Exercise:
Copy out the data below as written; omit any images.
>> Begin
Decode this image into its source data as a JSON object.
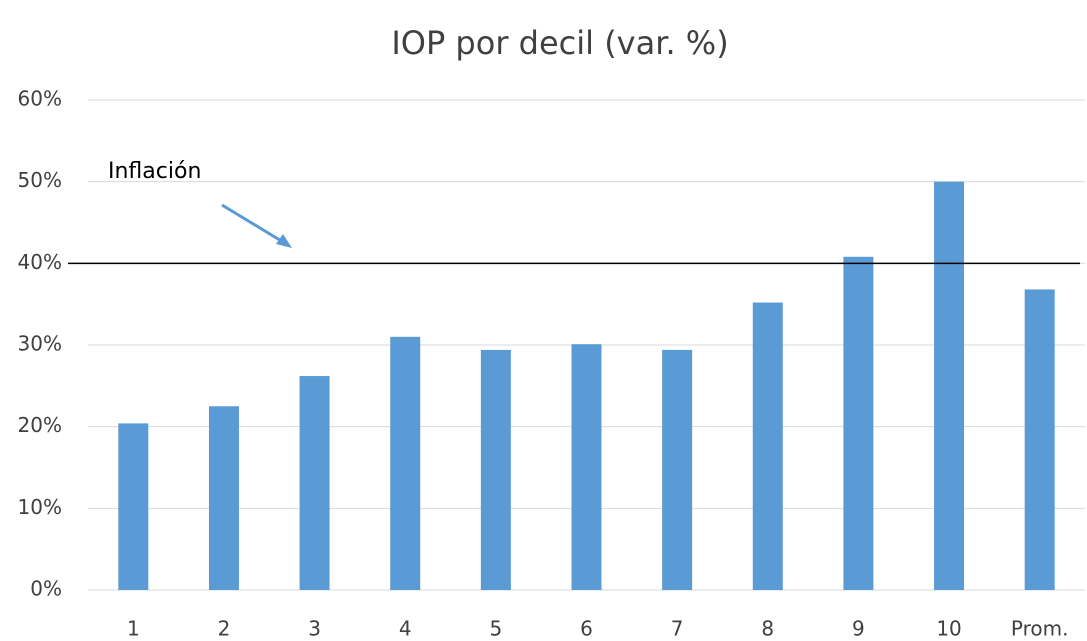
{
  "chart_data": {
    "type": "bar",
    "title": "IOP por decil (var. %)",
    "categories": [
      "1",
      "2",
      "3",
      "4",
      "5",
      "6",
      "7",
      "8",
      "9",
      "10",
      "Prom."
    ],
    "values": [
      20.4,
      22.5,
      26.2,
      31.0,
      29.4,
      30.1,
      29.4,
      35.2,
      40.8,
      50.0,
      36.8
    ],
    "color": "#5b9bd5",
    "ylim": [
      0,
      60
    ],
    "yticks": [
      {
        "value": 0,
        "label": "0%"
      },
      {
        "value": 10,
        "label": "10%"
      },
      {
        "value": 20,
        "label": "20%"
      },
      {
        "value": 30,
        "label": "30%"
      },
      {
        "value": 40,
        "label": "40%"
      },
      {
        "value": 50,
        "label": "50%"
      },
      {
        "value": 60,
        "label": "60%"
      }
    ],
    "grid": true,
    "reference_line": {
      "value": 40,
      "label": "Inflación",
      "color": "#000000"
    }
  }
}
>> End
Output below:
Decode this image into its source data as a JSON object.
{
  "chart_data": {
    "type": "bar",
    "title": "IOP por decil (var. %)",
    "categories": [
      "1",
      "2",
      "3",
      "4",
      "5",
      "6",
      "7",
      "8",
      "9",
      "10",
      "Prom."
    ],
    "values": [
      20.4,
      22.5,
      26.2,
      31.0,
      29.4,
      30.1,
      29.4,
      35.2,
      40.8,
      50.0,
      36.8
    ],
    "color": "#5b9bd5",
    "ylim": [
      0,
      60
    ],
    "yticks": [
      {
        "value": 0,
        "label": "0%"
      },
      {
        "value": 10,
        "label": "10%"
      },
      {
        "value": 20,
        "label": "20%"
      },
      {
        "value": 30,
        "label": "30%"
      },
      {
        "value": 40,
        "label": "40%"
      },
      {
        "value": 50,
        "label": "50%"
      },
      {
        "value": 60,
        "label": "60%"
      }
    ],
    "grid": true,
    "reference_line": {
      "value": 40,
      "label": "Inflación",
      "color": "#000000"
    }
  }
}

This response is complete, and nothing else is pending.